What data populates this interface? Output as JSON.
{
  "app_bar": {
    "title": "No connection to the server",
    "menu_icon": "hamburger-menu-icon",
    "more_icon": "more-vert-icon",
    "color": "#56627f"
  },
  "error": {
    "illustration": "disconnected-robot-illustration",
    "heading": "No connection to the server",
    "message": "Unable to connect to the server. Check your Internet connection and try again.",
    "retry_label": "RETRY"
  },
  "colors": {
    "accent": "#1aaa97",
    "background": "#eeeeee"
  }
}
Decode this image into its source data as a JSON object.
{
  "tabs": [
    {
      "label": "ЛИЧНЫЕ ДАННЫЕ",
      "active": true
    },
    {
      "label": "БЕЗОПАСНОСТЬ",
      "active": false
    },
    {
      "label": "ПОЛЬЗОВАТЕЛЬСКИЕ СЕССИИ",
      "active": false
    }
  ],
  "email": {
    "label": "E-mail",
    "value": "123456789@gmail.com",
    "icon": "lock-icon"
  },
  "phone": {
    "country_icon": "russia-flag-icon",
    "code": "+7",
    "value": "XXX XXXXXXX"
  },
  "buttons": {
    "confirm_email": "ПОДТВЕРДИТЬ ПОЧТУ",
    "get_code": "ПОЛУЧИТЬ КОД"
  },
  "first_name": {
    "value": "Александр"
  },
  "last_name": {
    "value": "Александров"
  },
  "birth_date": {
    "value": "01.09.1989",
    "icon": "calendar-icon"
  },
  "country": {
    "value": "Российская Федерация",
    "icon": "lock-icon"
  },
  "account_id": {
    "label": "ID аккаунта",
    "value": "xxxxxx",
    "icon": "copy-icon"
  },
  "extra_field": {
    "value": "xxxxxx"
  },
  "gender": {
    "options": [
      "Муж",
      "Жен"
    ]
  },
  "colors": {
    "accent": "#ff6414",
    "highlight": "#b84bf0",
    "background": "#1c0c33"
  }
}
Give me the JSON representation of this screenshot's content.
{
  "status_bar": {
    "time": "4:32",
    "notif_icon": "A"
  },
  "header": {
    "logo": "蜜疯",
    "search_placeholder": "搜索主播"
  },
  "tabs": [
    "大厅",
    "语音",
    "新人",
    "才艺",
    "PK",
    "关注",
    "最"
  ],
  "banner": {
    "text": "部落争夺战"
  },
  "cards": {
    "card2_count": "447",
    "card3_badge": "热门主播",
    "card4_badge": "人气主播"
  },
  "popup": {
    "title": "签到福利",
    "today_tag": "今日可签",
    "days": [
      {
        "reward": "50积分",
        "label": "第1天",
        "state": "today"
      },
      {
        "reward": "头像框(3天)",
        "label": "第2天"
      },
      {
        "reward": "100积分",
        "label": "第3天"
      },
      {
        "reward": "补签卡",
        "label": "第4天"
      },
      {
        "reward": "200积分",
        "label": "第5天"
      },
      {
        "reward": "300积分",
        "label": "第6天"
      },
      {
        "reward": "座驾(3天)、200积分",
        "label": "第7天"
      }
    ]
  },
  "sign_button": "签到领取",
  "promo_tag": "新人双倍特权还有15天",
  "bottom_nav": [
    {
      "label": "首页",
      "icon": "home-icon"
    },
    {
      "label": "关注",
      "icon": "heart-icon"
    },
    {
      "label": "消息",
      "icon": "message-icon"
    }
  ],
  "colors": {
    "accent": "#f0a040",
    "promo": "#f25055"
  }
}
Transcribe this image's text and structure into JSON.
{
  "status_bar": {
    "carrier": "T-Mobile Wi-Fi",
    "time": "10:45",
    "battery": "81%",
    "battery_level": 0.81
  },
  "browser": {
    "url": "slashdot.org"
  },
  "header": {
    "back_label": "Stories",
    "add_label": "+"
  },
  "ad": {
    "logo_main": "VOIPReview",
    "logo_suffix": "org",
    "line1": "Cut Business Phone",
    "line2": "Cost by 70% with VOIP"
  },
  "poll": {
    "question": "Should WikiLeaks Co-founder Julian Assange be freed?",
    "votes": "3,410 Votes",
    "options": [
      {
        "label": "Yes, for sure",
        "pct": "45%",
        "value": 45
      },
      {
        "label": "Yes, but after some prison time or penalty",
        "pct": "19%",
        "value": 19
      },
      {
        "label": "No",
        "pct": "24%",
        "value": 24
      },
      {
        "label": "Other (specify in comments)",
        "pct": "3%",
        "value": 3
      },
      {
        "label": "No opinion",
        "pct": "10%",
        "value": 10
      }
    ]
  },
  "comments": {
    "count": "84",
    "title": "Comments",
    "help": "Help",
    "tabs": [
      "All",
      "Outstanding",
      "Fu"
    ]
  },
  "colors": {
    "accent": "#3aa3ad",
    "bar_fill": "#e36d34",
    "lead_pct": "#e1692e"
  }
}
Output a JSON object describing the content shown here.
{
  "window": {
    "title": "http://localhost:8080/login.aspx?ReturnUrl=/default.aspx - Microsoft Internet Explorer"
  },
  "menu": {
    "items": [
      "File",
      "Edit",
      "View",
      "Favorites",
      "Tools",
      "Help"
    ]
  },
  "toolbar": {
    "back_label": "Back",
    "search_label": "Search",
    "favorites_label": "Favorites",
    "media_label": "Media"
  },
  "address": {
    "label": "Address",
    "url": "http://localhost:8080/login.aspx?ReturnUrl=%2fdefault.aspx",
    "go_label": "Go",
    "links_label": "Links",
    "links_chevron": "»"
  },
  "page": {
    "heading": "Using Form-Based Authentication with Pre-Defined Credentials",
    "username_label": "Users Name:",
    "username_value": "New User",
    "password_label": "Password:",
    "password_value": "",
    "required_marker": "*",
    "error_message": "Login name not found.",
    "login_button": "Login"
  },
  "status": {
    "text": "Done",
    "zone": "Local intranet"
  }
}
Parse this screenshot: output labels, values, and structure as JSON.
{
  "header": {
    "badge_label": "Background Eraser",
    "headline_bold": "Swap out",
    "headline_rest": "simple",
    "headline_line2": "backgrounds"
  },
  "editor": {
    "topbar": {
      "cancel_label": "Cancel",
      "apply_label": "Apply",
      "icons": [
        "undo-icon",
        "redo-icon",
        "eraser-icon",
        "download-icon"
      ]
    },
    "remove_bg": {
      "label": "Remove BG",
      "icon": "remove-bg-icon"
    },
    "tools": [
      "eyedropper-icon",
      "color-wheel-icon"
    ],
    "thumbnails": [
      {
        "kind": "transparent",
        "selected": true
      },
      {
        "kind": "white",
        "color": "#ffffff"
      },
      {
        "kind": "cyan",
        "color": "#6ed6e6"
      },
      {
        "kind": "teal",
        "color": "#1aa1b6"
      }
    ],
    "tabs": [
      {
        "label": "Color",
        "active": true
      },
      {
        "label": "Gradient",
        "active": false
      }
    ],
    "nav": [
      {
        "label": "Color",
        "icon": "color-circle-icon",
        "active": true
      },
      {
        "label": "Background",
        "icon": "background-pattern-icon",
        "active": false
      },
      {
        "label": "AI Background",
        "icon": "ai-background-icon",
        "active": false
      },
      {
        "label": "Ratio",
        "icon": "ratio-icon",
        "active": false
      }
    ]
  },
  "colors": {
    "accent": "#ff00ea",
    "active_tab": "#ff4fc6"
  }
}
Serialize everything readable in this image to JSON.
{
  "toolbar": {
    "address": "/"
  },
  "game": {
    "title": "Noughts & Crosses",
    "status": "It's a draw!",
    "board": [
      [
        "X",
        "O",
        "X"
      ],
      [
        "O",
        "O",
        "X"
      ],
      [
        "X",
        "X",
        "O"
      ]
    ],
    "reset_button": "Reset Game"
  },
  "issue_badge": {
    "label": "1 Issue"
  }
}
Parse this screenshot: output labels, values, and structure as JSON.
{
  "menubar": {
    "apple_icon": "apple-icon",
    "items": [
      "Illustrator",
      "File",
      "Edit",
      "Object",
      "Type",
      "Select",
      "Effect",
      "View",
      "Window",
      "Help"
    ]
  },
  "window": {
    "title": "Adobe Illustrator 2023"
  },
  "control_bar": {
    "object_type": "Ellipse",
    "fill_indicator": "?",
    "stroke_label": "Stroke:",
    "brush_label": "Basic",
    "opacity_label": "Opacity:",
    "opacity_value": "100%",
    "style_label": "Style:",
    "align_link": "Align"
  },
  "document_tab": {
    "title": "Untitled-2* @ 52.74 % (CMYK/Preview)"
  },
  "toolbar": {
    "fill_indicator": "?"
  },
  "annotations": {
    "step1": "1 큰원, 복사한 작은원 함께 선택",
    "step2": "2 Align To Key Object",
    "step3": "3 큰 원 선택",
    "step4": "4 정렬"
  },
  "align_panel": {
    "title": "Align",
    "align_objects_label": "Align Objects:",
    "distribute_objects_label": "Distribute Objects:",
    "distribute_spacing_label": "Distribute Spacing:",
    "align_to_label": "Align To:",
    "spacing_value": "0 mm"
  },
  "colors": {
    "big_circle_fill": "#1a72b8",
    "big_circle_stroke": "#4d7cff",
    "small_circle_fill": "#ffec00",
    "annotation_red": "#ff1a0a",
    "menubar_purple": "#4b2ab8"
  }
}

====

▶ _PROBLEM DETAILS_
Look over the records above and copy each line that includes the string "heading".

▶ _SOLUTION TO THIS TASK_
    "heading": "No connection to the server",
    "heading": "Using Form-Based Authentication with Pre-Defined Credentials",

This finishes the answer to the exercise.